- DIRECTIONS
Reproduce all the material exactly, minus any pictures it holds.

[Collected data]
_ _ _ _ _
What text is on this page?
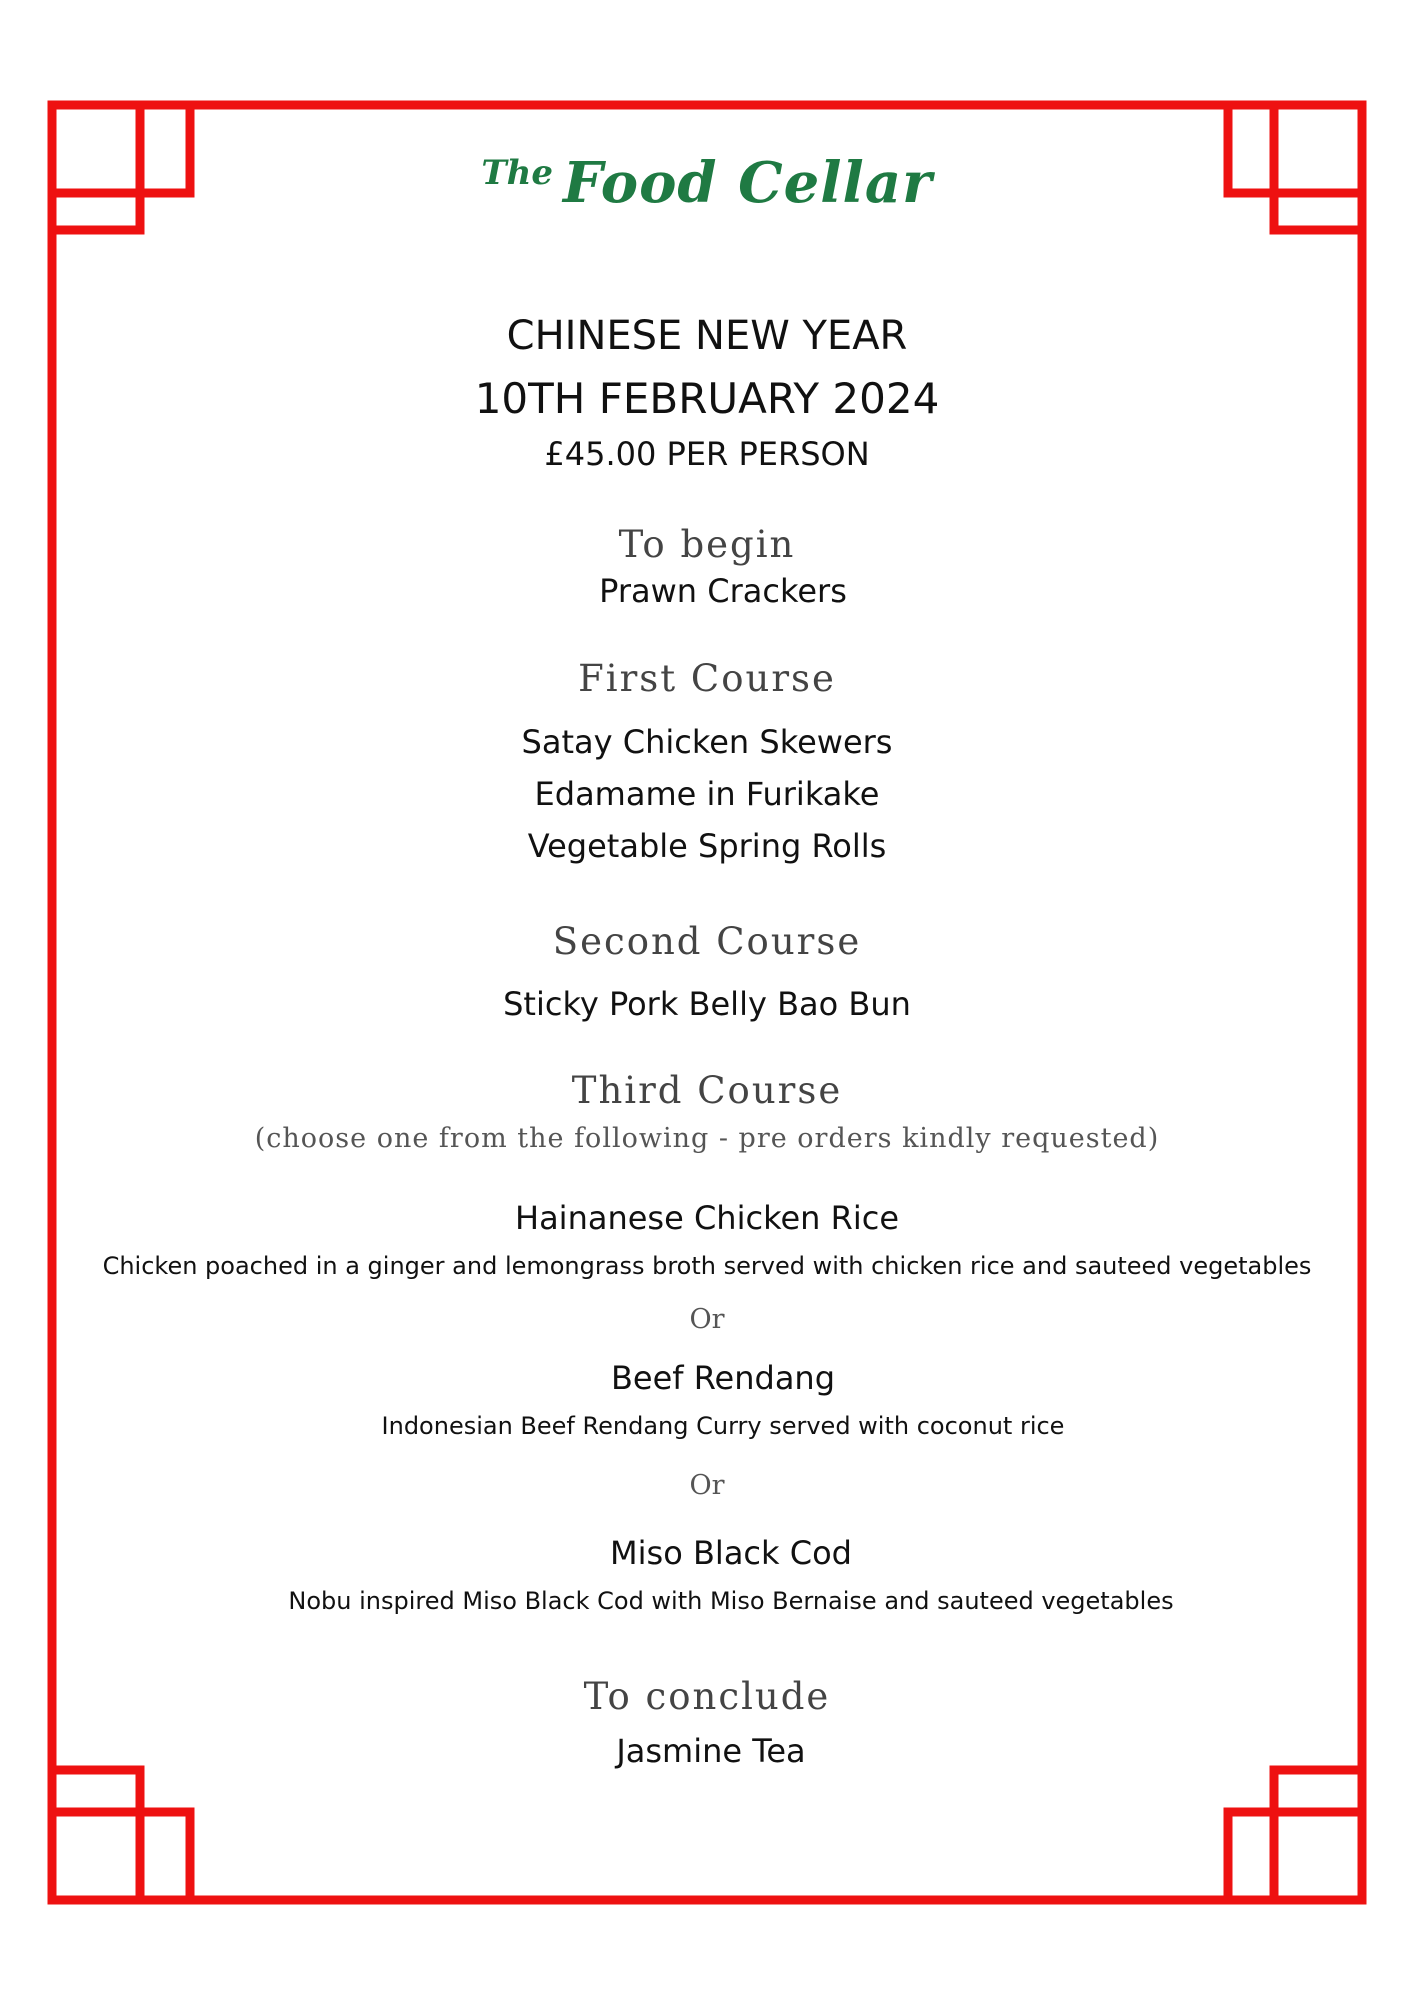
The Food Cellar
CHINESE NEW YEAR
10TH FEBRUARY 2024
£45.00 PER PERSON
To begin
Prawn Crackers
First Course
Satay Chicken Skewers
Edamame in Furikake
Vegetable Spring Rolls
Second Course
Sticky Pork Belly Bao Bun
Third Course
(choose one from the following - pre orders kindly requested)
Hainanese Chicken Rice
Chicken poached in a ginger and lemongrass broth served with chicken rice and sauteed vegetables
Or
Beef Rendang
Indonesian Beef Rendang Curry served with coconut rice
Or
Miso Black Cod
Nobu inspired Miso Black Cod with Miso Bernaise and sauteed vegetables
To conclude
Jasmine Tea
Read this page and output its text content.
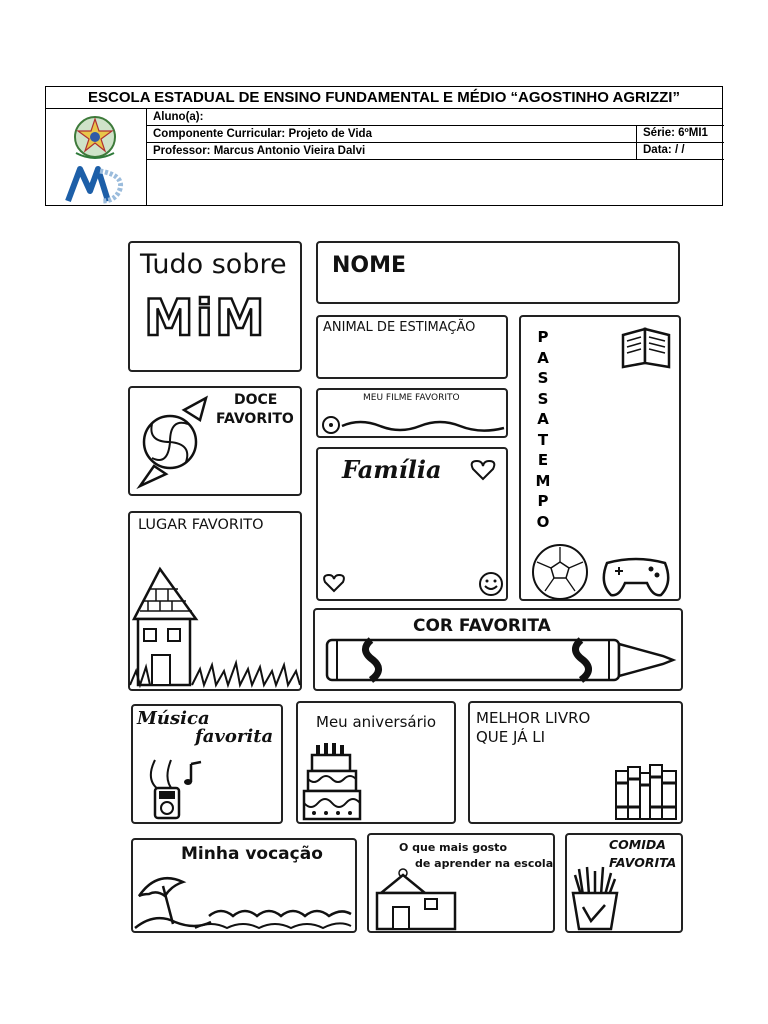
ESCOLA ESTADUAL DE ENSINO FUNDAMENTAL E MÉDIO “AGOSTINHO AGRIZZI”
Aluno(a):
Componente Curricular: Projeto de Vida	Série: 6ºMI1
Professor: Marcus Antonio Vieira Dalvi	Data: / /
Tudo sobre
MiM
NOME
ANIMAL DE ESTIMAÇÃO
P
A
S
S
A
T
E
M
P
O
DOCE
FAVORITO
MEU FILME FAVORITO
Família
LUGAR FAVORITO
COR FAVORITA
Música
favorita
Meu aniversário	MELHOR LIVRO
QUE JÁ LI
Minha vocação	O que mais gosto
de aprender na escola
COMIDA
FAVORITA
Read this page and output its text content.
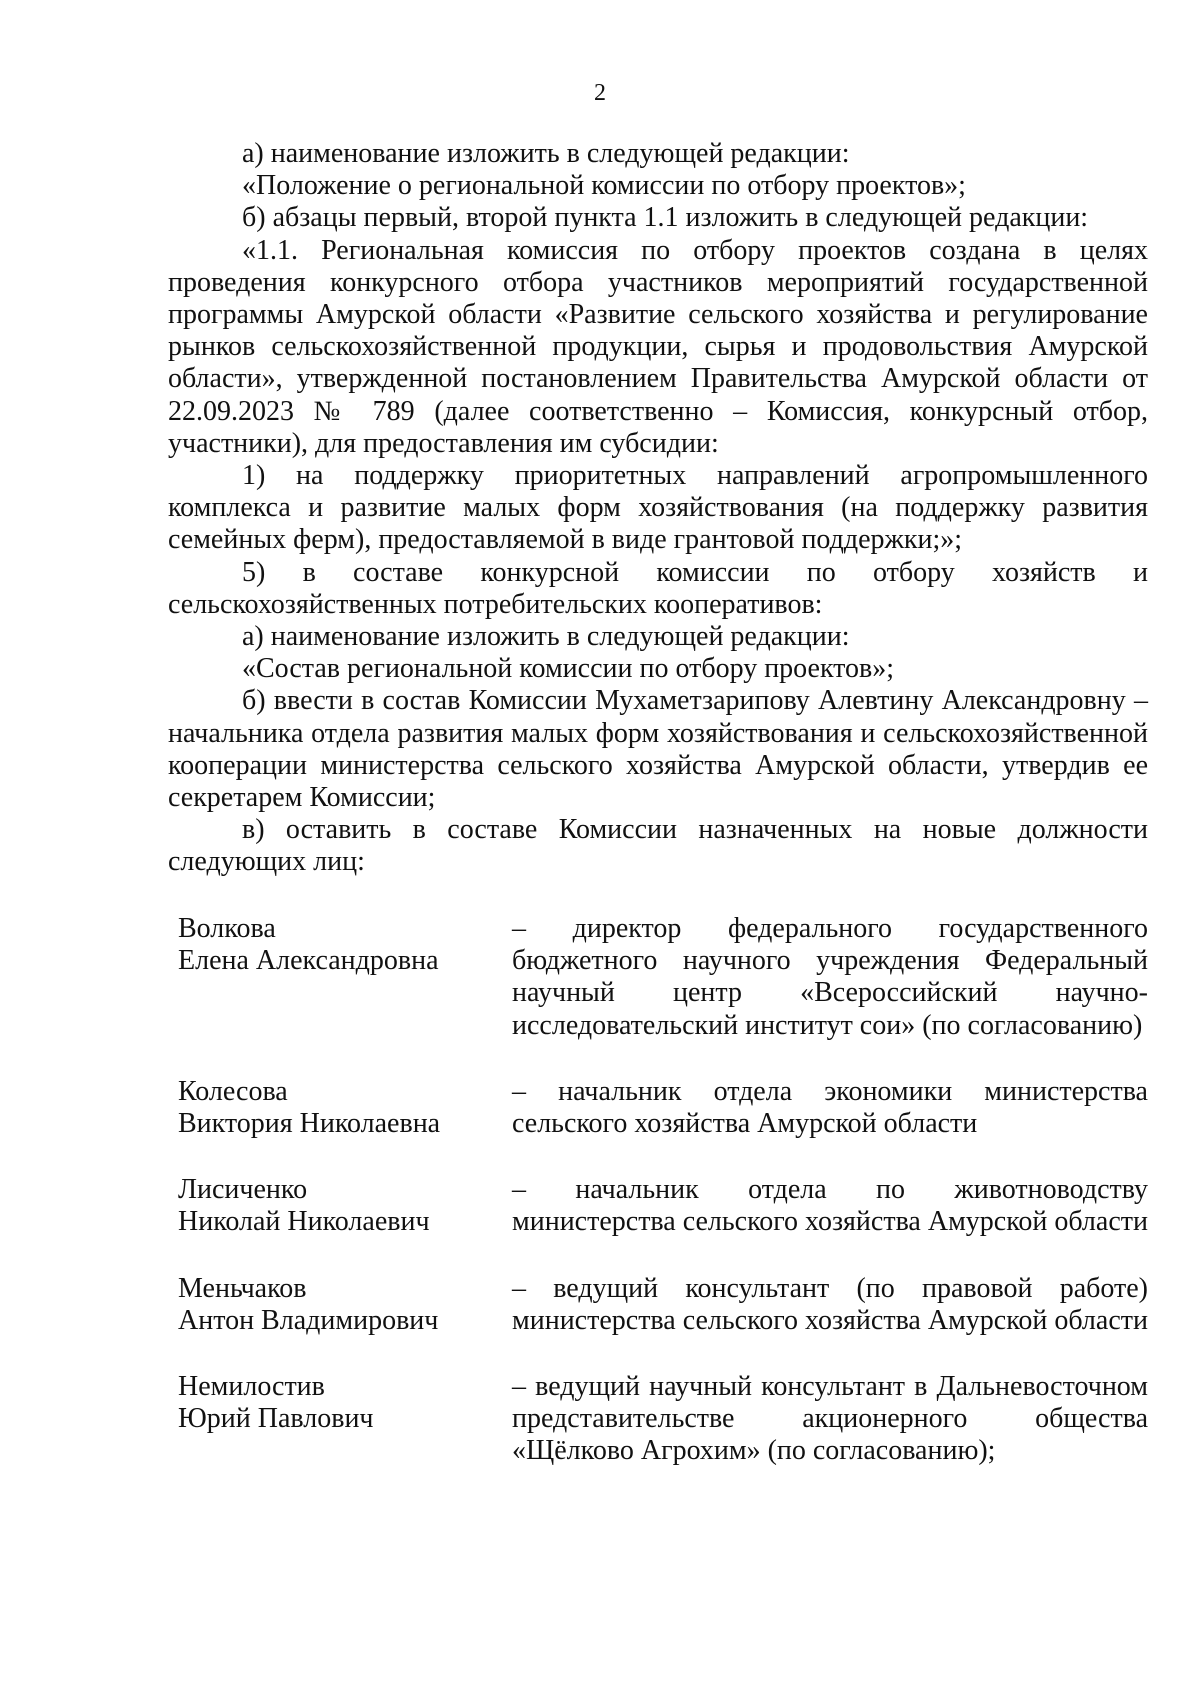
2

а) наименование изложить в следующей редакции:

«Положение о региональной комиссии по отбору проектов»;

б) абзацы первый, второй пункта 1.1 изложить в следующей редакции:

«1.1. Региональная комиссия по отбору проектов создана в целях проведения конкурсного отбора участников мероприятий государственной программы Амурской области «Развитие сельского хозяйства и регулирование рынков сельскохозяйственной продукции, сырья и продовольствия Амурской области», утвержденной постановлением Правительства Амурской области от 22.09.2023 № 789 (далее соответственно – Комиссия, конкурсный отбор, участники), для предоставления им субсидии:

1) на поддержку приоритетных направлений агропромышленного комплекса и развитие малых форм хозяйствования (на поддержку развития семейных ферм), предоставляемой в виде грантовой поддержки;»;

5) в составе конкурсной комиссии по отбору хозяйств и сельскохозяйственных потребительских кооперативов:

а) наименование изложить в следующей редакции:

«Состав региональной комиссии по отбору проектов»;

б) ввести в состав Комиссии Мухаметзарипову Алевтину Александровну – начальника отдела развития малых форм хозяйствования и сельскохозяйственной кооперации министерства сельского хозяйства Амурской области, утвердив ее секретарем Комиссии;

в) оставить в составе Комиссии назначенных на новые должности следующих лиц:

Волкова
Елена Александровна
– директор федерального государственного бюджетного научного учреждения Федеральный научный центр «Всероссийский научно-исследовательский институт сои» (по согласованию)
Колесова
Виктория Николаевна
– начальник отдела экономики министерства сельского хозяйства Амурской области
Лисиченко
Николай Николаевич
– начальник отдела по животноводству министерства сельского хозяйства Амурской области
Меньчаков
Антон Владимирович
– ведущий консультант (по правовой работе) министерства сельского хозяйства Амурской области
Немилостив
Юрий Павлович
– ведущий научный консультант в Дальневосточном представительстве акционерного общества «Щёлково Агрохим» (по согласованию);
_ _ _ _ _
- FULL RESPONSE
What text is on this page?
The Food Cellar
CHINESE NEW YEAR
10TH FEBRUARY 2024
£45.00 PER PERSON
To begin
Prawn Crackers
First Course
Satay Chicken Skewers
Edamame in Furikake
Vegetable Spring Rolls
Second Course
Sticky Pork Belly Bao Bun
Third Course
(choose one from the following - pre orders kindly requested)
Hainanese Chicken Rice
Chicken poached in a ginger and lemongrass broth served with chicken rice and sauteed vegetables
Or
Beef Rendang
Indonesian Beef Rendang Curry served with coconut rice
Or
Miso Black Cod
Nobu inspired Miso Black Cod with Miso Bernaise and sauteed vegetables
To conclude
Jasmine Tea
Read this page and output its text content.
ESCOLA ESTADUAL DE ENSINO FUNDAMENTAL E MÉDIO “AGOSTINHO AGRIZZI”
Aluno(a):
Componente Curricular: Projeto de Vida	Série: 6ºMI1
Professor: Marcus Antonio Vieira Dalvi	Data: / /
Tudo sobre
MiM
NOME
ANIMAL DE ESTIMAÇÃO
P
A
S
S
A
T
E
M
P
O
DOCE
FAVORITO
MEU FILME FAVORITO
Família
LUGAR FAVORITO
COR FAVORITA
Música
favorita
Meu aniversário	MELHOR LIVRO
QUE JÁ LI
Minha vocação	O que mais gosto
de aprender na escola
COMIDA
FAVORITA
Read this page and output its text content.
2

а) наименование изложить в следующей редакции:

«Положение о региональной комиссии по отбору проектов»;

б) абзацы первый, второй пункта 1.1 изложить в следующей редакции:

«1.1. Региональная комиссия по отбору проектов создана в целях проведения конкурсного отбора участников мероприятий государственной программы Амурской области «Развитие сельского хозяйства и регулирование рынков сельскохозяйственной продукции, сырья и продовольствия Амурской области», утвержденной постановлением Правительства Амурской области от 22.09.2023 № 789 (далее соответственно – Комиссия, конкурсный отбор, участники), для предоставления им субсидии:

1) на поддержку приоритетных направлений агропромышленного комплекса и развитие малых форм хозяйствования (на поддержку развития семейных ферм), предоставляемой в виде грантовой поддержки;»;

5) в составе конкурсной комиссии по отбору хозяйств и сельскохозяйственных потребительских кооперативов:

а) наименование изложить в следующей редакции:

«Состав региональной комиссии по отбору проектов»;

б) ввести в состав Комиссии Мухаметзарипову Алевтину Александровну – начальника отдела развития малых форм хозяйствования и сельскохозяйственной кооперации министерства сельского хозяйства Амурской области, утвердив ее секретарем Комиссии;

в) оставить в составе Комиссии назначенных на новые должности следующих лиц:

Волкова
Елена Александровна
– директор федерального государственного бюджетного научного учреждения Федеральный научный центр «Всероссийский научно-исследовательский институт сои» (по согласованию)
Колесова
Виктория Николаевна
– начальник отдела экономики министерства сельского хозяйства Амурской области
Лисиченко
Николай Николаевич
– начальник отдела по животноводству министерства сельского хозяйства Амурской области
Меньчаков
Антон Владимирович
– ведущий консультант (по правовой работе) министерства сельского хозяйства Амурской области
Немилостив
Юрий Павлович
– ведущий научный консультант в Дальневосточном представительстве акционерного общества «Щёлково Агрохим» (по согласованию);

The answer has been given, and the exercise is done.